*Task statement*. Return every entry exactly.

────────────────

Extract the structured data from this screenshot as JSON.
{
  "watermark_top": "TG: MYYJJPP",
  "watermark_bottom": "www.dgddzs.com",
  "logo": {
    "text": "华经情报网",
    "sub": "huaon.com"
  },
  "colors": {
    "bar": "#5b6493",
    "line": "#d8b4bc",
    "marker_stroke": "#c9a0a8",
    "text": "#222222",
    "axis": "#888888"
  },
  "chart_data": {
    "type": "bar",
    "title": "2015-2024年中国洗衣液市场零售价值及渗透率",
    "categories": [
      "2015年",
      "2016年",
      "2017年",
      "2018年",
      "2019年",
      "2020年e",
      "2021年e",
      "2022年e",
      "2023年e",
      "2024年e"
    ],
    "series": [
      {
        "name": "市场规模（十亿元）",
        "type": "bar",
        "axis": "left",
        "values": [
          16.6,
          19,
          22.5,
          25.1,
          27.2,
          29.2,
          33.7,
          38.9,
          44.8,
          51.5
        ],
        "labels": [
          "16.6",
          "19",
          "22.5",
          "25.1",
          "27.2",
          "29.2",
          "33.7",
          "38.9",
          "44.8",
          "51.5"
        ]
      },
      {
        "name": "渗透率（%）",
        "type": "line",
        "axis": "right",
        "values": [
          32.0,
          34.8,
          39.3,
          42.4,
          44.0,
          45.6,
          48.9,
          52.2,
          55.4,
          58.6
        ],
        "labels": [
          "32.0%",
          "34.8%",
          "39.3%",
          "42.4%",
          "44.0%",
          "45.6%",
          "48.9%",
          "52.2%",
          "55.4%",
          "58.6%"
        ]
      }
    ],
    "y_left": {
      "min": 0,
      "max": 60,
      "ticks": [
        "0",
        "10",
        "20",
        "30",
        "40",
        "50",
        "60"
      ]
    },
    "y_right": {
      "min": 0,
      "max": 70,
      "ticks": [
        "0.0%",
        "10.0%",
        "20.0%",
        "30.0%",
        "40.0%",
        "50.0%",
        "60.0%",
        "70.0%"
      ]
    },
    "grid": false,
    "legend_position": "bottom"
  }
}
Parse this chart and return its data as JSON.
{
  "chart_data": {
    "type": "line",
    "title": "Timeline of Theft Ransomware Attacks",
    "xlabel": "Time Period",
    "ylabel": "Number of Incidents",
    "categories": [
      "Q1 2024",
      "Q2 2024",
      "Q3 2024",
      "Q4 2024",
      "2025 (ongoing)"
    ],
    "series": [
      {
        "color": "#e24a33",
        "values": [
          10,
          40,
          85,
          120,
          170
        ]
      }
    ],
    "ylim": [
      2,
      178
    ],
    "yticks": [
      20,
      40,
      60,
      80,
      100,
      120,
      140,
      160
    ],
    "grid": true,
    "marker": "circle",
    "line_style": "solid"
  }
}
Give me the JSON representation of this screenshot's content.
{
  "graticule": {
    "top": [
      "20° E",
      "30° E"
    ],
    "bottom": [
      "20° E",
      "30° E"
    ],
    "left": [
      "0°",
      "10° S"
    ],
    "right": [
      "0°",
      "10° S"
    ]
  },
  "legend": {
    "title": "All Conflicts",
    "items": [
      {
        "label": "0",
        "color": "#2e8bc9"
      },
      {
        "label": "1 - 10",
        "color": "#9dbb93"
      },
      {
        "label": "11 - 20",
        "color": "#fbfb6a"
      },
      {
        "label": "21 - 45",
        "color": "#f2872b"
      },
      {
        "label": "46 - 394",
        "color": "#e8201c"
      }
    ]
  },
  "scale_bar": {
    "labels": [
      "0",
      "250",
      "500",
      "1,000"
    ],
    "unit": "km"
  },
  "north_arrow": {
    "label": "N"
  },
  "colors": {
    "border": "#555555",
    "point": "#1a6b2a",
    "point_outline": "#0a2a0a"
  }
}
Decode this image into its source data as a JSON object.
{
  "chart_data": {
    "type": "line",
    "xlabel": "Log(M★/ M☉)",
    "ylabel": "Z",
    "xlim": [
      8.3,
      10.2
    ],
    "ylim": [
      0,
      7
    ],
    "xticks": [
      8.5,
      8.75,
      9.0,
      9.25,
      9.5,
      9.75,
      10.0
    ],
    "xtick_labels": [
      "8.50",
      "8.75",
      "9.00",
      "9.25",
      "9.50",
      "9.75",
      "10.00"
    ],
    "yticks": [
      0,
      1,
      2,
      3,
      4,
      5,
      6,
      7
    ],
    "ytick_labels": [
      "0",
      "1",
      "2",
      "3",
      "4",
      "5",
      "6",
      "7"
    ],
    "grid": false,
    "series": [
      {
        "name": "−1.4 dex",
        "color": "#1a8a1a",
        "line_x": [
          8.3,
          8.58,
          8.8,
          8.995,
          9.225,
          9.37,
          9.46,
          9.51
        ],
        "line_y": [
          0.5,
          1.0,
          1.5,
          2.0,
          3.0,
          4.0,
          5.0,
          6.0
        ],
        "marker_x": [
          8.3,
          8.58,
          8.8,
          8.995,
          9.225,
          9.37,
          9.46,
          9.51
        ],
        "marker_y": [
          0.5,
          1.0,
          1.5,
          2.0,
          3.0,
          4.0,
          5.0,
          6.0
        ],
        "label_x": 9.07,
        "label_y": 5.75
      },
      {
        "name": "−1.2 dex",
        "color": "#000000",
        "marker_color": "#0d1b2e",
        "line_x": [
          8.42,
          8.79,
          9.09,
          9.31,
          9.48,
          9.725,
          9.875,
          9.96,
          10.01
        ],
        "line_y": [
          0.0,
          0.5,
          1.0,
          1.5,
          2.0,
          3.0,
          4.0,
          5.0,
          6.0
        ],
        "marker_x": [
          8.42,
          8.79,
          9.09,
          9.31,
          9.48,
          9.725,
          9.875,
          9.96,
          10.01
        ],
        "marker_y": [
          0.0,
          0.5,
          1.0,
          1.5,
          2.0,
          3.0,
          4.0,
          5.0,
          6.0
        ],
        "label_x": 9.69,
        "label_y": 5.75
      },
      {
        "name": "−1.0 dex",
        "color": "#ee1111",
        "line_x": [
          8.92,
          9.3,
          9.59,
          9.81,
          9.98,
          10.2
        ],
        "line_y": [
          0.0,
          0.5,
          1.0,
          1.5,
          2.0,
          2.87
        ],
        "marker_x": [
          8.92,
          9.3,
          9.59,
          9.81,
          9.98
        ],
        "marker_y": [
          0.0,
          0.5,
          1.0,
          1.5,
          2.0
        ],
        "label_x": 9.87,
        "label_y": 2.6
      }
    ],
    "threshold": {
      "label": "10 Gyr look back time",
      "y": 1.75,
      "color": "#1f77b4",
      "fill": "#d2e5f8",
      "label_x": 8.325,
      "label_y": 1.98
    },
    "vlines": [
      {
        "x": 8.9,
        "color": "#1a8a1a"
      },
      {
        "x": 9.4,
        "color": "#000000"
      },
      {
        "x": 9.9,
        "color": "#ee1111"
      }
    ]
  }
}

────────────────

*Final answer*.
Extract the structured data from this screenshot as JSON.
{
  "watermark_top": "TG: MYYJJPP",
  "watermark_bottom": "www.dgddzs.com",
  "logo": {
    "text": "华经情报网",
    "sub": "huaon.com"
  },
  "colors": {
    "bar": "#5b6493",
    "line": "#d8b4bc",
    "marker_stroke": "#c9a0a8",
    "text": "#222222",
    "axis": "#888888"
  },
  "chart_data": {
    "type": "bar",
    "title": "2015-2024年中国洗衣液市场零售价值及渗透率",
    "categories": [
      "2015年",
      "2016年",
      "2017年",
      "2018年",
      "2019年",
      "2020年e",
      "2021年e",
      "2022年e",
      "2023年e",
      "2024年e"
    ],
    "series": [
      {
        "name": "市场规模（十亿元）",
        "type": "bar",
        "axis": "left",
        "values": [
          16.6,
          19,
          22.5,
          25.1,
          27.2,
          29.2,
          33.7,
          38.9,
          44.8,
          51.5
        ],
        "labels": [
          "16.6",
          "19",
          "22.5",
          "25.1",
          "27.2",
          "29.2",
          "33.7",
          "38.9",
          "44.8",
          "51.5"
        ]
      },
      {
        "name": "渗透率（%）",
        "type": "line",
        "axis": "right",
        "values": [
          32.0,
          34.8,
          39.3,
          42.4,
          44.0,
          45.6,
          48.9,
          52.2,
          55.4,
          58.6
        ],
        "labels": [
          "32.0%",
          "34.8%",
          "39.3%",
          "42.4%",
          "44.0%",
          "45.6%",
          "48.9%",
          "52.2%",
          "55.4%",
          "58.6%"
        ]
      }
    ],
    "y_left": {
      "min": 0,
      "max": 60,
      "ticks": [
        "0",
        "10",
        "20",
        "30",
        "40",
        "50",
        "60"
      ]
    },
    "y_right": {
      "min": 0,
      "max": 70,
      "ticks": [
        "0.0%",
        "10.0%",
        "20.0%",
        "30.0%",
        "40.0%",
        "50.0%",
        "60.0%",
        "70.0%"
      ]
    },
    "grid": false,
    "legend_position": "bottom"
  }
}
Parse this chart and return its data as JSON.
{
  "chart_data": {
    "type": "line",
    "title": "Timeline of Theft Ransomware Attacks",
    "xlabel": "Time Period",
    "ylabel": "Number of Incidents",
    "categories": [
      "Q1 2024",
      "Q2 2024",
      "Q3 2024",
      "Q4 2024",
      "2025 (ongoing)"
    ],
    "series": [
      {
        "color": "#e24a33",
        "values": [
          10,
          40,
          85,
          120,
          170
        ]
      }
    ],
    "ylim": [
      2,
      178
    ],
    "yticks": [
      20,
      40,
      60,
      80,
      100,
      120,
      140,
      160
    ],
    "grid": true,
    "marker": "circle",
    "line_style": "solid"
  }
}
Give me the JSON representation of this screenshot's content.
{
  "graticule": {
    "top": [
      "20° E",
      "30° E"
    ],
    "bottom": [
      "20° E",
      "30° E"
    ],
    "left": [
      "0°",
      "10° S"
    ],
    "right": [
      "0°",
      "10° S"
    ]
  },
  "legend": {
    "title": "All Conflicts",
    "items": [
      {
        "label": "0",
        "color": "#2e8bc9"
      },
      {
        "label": "1 - 10",
        "color": "#9dbb93"
      },
      {
        "label": "11 - 20",
        "color": "#fbfb6a"
      },
      {
        "label": "21 - 45",
        "color": "#f2872b"
      },
      {
        "label": "46 - 394",
        "color": "#e8201c"
      }
    ]
  },
  "scale_bar": {
    "labels": [
      "0",
      "250",
      "500",
      "1,000"
    ],
    "unit": "km"
  },
  "north_arrow": {
    "label": "N"
  },
  "colors": {
    "border": "#555555",
    "point": "#1a6b2a",
    "point_outline": "#0a2a0a"
  }
}
Decode this image into its source data as a JSON object.
{
  "chart_data": {
    "type": "line",
    "xlabel": "Log(M★/ M☉)",
    "ylabel": "Z",
    "xlim": [
      8.3,
      10.2
    ],
    "ylim": [
      0,
      7
    ],
    "xticks": [
      8.5,
      8.75,
      9.0,
      9.25,
      9.5,
      9.75,
      10.0
    ],
    "xtick_labels": [
      "8.50",
      "8.75",
      "9.00",
      "9.25",
      "9.50",
      "9.75",
      "10.00"
    ],
    "yticks": [
      0,
      1,
      2,
      3,
      4,
      5,
      6,
      7
    ],
    "ytick_labels": [
      "0",
      "1",
      "2",
      "3",
      "4",
      "5",
      "6",
      "7"
    ],
    "grid": false,
    "series": [
      {
        "name": "−1.4 dex",
        "color": "#1a8a1a",
        "line_x": [
          8.3,
          8.58,
          8.8,
          8.995,
          9.225,
          9.37,
          9.46,
          9.51
        ],
        "line_y": [
          0.5,
          1.0,
          1.5,
          2.0,
          3.0,
          4.0,
          5.0,
          6.0
        ],
        "marker_x": [
          8.3,
          8.58,
          8.8,
          8.995,
          9.225,
          9.37,
          9.46,
          9.51
        ],
        "marker_y": [
          0.5,
          1.0,
          1.5,
          2.0,
          3.0,
          4.0,
          5.0,
          6.0
        ],
        "label_x": 9.07,
        "label_y": 5.75
      },
      {
        "name": "−1.2 dex",
        "color": "#000000",
        "marker_color": "#0d1b2e",
        "line_x": [
          8.42,
          8.79,
          9.09,
          9.31,
          9.48,
          9.725,
          9.875,
          9.96,
          10.01
        ],
        "line_y": [
          0.0,
          0.5,
          1.0,
          1.5,
          2.0,
          3.0,
          4.0,
          5.0,
          6.0
        ],
        "marker_x": [
          8.42,
          8.79,
          9.09,
          9.31,
          9.48,
          9.725,
          9.875,
          9.96,
          10.01
        ],
        "marker_y": [
          0.0,
          0.5,
          1.0,
          1.5,
          2.0,
          3.0,
          4.0,
          5.0,
          6.0
        ],
        "label_x": 9.69,
        "label_y": 5.75
      },
      {
        "name": "−1.0 dex",
        "color": "#ee1111",
        "line_x": [
          8.92,
          9.3,
          9.59,
          9.81,
          9.98,
          10.2
        ],
        "line_y": [
          0.0,
          0.5,
          1.0,
          1.5,
          2.0,
          2.87
        ],
        "marker_x": [
          8.92,
          9.3,
          9.59,
          9.81,
          9.98
        ],
        "marker_y": [
          0.0,
          0.5,
          1.0,
          1.5,
          2.0
        ],
        "label_x": 9.87,
        "label_y": 2.6
      }
    ],
    "threshold": {
      "label": "10 Gyr look back time",
      "y": 1.75,
      "color": "#1f77b4",
      "fill": "#d2e5f8",
      "label_x": 8.325,
      "label_y": 1.98
    },
    "vlines": [
      {
        "x": 8.9,
        "color": "#1a8a1a"
      },
      {
        "x": 9.4,
        "color": "#000000"
      },
      {
        "x": 9.9,
        "color": "#ee1111"
      }
    ]
  }
}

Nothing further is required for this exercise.